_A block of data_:
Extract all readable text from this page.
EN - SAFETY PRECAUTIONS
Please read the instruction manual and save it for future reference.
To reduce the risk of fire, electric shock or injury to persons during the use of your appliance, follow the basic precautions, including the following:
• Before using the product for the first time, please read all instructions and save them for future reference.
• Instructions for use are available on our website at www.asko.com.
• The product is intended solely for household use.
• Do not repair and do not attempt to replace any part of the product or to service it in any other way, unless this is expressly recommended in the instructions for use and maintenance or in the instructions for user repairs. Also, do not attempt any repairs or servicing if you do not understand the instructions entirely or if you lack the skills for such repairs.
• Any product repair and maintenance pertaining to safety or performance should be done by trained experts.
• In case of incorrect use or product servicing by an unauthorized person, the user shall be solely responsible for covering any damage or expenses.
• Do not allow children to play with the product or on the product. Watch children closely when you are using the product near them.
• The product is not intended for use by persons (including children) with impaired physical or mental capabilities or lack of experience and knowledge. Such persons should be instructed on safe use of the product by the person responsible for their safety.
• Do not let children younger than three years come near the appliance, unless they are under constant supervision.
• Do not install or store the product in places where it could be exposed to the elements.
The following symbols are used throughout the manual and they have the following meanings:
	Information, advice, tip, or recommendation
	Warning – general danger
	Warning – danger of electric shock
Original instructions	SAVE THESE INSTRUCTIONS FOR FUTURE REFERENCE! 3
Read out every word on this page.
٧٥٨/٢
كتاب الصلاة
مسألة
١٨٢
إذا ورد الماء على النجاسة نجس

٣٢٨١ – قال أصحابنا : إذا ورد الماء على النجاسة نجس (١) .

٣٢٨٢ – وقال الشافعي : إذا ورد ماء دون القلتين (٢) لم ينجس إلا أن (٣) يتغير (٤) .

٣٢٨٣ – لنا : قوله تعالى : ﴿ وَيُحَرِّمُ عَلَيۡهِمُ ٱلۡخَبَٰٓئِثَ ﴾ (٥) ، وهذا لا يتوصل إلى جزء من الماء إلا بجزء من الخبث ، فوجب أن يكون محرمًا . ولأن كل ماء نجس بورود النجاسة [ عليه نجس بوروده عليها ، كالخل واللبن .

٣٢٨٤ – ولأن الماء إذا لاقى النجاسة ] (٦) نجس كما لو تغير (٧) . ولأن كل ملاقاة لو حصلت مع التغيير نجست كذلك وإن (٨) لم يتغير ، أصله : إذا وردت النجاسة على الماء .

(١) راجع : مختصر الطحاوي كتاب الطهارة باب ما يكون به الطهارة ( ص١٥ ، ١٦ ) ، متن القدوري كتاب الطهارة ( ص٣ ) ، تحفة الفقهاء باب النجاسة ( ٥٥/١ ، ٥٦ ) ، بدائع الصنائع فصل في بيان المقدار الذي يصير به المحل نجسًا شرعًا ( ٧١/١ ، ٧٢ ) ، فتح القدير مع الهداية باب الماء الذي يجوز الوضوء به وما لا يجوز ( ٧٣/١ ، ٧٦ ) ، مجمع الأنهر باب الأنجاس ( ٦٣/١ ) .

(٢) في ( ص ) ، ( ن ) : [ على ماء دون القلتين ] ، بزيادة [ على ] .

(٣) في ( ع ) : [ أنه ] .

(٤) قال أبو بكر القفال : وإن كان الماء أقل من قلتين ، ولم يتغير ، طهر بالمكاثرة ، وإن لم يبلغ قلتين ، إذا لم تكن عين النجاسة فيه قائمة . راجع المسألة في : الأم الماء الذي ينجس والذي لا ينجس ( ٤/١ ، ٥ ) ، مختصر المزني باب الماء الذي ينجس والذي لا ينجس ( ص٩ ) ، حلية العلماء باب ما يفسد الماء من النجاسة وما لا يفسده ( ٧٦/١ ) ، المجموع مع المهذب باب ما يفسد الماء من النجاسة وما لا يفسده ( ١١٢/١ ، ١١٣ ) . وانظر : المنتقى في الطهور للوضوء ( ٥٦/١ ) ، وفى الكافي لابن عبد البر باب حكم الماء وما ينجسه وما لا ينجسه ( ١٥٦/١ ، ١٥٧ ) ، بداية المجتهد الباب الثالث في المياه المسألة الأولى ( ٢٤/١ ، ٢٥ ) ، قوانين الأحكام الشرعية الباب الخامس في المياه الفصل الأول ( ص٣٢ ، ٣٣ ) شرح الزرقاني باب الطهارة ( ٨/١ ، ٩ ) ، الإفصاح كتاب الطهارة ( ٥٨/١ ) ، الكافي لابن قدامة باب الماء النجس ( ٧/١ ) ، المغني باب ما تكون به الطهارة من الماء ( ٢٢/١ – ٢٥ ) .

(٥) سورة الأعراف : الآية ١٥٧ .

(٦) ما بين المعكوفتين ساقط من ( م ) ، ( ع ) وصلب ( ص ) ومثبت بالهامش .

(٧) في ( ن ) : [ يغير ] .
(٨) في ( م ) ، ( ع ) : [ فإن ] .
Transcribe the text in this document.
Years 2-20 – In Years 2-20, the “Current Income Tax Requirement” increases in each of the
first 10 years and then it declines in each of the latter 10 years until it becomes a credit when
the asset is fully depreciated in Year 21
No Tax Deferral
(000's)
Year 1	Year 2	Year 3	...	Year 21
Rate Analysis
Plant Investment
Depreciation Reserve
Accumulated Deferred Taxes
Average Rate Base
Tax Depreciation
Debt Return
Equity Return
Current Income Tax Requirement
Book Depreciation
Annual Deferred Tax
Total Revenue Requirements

_STATED EXERCISE_: Your task is to collect every line above that contains the word "with".

_TASK RESULT_:
• Do not allow children to play with the product or on the product. Watch children closely when you are using the product near them.
• The product is not intended for use by persons (including children) with impaired physical or mental capabilities or lack of experience and knowledge. Such persons should be instructed on safe use of the product by the person responsible for their safety.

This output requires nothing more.